WRITTEN PROBLEM: Collect every line of the records below that contains the word "this".

SUPPLIED INFORMATION:
** START **

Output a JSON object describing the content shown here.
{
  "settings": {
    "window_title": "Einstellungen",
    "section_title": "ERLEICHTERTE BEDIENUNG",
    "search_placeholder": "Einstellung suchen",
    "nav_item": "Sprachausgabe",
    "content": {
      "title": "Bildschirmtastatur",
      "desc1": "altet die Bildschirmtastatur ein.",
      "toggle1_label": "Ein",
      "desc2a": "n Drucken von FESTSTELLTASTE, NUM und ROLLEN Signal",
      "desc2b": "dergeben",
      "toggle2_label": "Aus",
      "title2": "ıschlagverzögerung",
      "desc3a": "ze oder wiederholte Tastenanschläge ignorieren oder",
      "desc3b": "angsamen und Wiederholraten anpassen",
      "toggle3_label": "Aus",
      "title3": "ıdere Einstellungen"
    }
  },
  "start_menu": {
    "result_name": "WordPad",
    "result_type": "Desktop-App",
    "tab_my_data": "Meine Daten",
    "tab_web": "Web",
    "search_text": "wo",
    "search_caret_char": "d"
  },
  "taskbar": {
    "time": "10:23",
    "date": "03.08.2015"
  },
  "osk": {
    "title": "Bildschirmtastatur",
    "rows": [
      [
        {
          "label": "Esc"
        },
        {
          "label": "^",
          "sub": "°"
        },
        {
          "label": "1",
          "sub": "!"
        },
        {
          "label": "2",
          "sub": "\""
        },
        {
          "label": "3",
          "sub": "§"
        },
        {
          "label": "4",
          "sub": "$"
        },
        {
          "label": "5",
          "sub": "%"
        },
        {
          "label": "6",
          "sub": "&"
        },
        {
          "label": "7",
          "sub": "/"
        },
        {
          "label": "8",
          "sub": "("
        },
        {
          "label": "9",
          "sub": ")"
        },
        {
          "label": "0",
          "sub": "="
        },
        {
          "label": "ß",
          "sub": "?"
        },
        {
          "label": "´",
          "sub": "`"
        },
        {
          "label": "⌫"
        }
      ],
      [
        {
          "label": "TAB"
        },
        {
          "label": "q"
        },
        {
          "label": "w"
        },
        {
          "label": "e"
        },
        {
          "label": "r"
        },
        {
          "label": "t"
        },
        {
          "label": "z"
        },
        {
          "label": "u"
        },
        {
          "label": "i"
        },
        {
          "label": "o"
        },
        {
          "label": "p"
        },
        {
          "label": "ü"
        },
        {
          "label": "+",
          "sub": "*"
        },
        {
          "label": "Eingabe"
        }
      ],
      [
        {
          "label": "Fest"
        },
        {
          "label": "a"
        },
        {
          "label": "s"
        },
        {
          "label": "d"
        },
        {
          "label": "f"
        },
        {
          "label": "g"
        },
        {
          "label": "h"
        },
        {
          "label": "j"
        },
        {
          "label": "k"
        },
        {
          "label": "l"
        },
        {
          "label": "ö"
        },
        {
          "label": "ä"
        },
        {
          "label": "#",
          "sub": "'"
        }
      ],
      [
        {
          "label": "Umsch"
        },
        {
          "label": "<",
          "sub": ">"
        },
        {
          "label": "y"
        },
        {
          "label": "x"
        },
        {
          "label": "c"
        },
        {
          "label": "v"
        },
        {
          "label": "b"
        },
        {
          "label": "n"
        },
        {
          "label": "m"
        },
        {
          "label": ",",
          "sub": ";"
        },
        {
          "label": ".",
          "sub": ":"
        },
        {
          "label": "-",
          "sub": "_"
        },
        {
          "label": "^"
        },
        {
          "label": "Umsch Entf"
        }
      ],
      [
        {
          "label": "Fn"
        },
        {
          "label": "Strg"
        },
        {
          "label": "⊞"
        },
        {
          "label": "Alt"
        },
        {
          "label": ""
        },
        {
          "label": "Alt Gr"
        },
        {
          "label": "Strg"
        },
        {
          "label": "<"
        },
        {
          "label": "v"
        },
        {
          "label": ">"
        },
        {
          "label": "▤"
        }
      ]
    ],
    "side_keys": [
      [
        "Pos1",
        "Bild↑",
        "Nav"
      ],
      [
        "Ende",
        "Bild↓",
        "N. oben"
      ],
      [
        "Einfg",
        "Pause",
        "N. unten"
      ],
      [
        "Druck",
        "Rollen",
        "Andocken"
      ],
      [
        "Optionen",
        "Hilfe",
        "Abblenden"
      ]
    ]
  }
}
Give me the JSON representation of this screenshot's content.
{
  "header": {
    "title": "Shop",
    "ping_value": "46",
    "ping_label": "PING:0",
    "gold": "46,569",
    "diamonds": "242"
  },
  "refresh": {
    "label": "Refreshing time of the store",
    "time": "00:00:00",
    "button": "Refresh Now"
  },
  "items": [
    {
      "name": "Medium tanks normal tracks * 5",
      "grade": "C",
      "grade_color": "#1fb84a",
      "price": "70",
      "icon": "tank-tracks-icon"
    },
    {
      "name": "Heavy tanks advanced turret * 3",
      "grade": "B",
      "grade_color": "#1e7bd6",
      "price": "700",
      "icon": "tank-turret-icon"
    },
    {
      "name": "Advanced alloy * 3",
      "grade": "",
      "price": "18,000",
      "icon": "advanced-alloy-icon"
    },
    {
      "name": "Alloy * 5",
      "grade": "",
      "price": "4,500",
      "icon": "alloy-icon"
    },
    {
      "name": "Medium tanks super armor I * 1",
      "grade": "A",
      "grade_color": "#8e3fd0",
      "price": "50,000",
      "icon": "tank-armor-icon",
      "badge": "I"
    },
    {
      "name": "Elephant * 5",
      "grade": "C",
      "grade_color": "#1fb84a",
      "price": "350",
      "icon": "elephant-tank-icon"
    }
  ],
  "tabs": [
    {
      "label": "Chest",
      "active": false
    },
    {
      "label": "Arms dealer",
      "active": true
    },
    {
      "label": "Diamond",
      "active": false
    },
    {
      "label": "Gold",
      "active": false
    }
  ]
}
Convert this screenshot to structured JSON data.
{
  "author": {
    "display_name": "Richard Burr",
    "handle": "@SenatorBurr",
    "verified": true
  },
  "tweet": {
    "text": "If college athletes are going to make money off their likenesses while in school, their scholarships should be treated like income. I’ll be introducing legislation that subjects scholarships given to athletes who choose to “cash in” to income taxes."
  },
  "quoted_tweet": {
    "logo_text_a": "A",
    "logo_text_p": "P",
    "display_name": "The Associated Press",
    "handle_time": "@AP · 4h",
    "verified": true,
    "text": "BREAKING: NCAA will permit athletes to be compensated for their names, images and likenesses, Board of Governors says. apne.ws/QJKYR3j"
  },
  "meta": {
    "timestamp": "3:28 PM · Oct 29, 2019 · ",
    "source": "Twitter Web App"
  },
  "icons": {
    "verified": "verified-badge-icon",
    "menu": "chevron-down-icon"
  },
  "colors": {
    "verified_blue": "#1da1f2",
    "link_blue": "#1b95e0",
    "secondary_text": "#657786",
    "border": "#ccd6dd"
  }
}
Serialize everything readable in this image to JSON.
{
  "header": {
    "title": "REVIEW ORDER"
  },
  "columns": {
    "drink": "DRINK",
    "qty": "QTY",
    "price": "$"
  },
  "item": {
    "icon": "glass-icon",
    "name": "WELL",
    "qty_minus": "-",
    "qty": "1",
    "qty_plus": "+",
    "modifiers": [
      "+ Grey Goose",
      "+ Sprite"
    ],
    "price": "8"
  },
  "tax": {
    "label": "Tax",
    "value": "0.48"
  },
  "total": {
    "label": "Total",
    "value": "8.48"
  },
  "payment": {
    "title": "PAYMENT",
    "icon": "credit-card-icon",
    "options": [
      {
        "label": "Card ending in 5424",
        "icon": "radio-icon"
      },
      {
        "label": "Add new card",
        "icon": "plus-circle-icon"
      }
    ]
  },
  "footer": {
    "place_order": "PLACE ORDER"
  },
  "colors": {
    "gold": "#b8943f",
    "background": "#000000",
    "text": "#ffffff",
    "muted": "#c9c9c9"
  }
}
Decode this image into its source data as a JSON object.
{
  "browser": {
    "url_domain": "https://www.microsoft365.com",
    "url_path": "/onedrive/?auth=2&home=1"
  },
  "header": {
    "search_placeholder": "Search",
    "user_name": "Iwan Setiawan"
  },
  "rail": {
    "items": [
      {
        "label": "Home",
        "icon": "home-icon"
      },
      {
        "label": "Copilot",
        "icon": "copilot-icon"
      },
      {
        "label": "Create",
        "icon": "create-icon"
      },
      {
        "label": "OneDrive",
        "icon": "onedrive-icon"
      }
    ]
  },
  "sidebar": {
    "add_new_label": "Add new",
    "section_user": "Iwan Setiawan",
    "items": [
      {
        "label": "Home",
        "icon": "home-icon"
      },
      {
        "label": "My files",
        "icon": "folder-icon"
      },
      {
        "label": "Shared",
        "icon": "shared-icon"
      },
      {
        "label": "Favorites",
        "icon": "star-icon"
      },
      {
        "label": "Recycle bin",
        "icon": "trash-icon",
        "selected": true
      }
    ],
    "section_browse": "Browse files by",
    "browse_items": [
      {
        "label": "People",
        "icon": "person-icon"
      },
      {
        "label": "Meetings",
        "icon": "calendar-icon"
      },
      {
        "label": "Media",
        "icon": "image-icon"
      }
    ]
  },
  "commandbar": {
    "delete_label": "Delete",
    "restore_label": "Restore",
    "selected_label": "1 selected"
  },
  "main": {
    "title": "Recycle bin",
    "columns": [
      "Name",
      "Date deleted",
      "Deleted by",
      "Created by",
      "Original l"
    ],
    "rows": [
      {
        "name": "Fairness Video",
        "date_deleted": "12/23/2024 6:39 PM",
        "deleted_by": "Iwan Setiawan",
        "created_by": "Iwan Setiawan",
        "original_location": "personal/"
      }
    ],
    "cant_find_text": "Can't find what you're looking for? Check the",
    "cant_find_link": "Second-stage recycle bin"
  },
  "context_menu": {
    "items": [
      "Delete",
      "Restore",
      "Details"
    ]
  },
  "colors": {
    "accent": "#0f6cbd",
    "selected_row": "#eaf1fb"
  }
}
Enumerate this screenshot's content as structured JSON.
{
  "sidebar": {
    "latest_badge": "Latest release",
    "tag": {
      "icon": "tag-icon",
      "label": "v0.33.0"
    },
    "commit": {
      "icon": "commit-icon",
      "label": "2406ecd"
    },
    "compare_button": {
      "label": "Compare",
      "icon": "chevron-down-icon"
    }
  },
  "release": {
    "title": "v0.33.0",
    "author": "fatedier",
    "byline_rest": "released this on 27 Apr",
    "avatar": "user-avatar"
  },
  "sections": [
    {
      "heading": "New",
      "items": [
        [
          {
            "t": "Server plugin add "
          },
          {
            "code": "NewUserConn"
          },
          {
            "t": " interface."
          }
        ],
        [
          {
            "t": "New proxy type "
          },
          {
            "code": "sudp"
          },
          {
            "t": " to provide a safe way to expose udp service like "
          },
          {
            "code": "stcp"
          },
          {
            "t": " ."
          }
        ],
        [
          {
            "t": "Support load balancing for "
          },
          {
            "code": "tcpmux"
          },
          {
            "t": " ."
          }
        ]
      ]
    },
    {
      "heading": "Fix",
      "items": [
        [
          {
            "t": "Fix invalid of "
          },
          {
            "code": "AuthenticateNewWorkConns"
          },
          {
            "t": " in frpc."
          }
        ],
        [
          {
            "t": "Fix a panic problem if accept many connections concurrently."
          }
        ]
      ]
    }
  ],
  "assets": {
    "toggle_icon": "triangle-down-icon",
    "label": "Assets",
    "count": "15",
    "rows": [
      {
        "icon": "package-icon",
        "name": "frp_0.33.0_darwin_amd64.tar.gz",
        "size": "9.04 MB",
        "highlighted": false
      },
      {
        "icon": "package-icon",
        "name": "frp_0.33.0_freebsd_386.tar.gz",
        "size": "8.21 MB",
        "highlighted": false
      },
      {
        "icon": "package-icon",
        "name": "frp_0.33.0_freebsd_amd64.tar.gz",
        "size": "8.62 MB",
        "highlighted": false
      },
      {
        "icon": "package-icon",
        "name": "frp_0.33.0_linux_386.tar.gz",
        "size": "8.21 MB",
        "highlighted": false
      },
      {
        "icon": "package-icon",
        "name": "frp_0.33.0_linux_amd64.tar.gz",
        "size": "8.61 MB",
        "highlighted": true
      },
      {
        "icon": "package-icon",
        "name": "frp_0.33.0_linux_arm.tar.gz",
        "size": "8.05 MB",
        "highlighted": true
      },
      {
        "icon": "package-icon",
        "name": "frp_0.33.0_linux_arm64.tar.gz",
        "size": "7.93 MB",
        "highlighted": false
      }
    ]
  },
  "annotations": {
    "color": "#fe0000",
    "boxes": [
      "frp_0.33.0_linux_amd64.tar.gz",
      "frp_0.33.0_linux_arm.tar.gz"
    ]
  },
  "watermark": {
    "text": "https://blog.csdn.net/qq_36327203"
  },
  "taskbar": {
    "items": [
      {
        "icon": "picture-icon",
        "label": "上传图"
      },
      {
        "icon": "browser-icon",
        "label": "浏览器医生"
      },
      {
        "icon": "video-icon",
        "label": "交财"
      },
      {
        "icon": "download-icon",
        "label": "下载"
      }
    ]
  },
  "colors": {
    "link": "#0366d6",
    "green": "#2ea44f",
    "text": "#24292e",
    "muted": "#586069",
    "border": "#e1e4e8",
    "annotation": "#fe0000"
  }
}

** END **

SOLUTION TO THE PROBLEM:
Give me the JSON representation of this screenshot's content.
Convert this screenshot to structured JSON data.
Serialize everything readable in this image to JSON.
Decode this image into its source data as a JSON object.
Enumerate this screenshot's content as structured JSON.
    "byline_rest": "released this on 27 Apr",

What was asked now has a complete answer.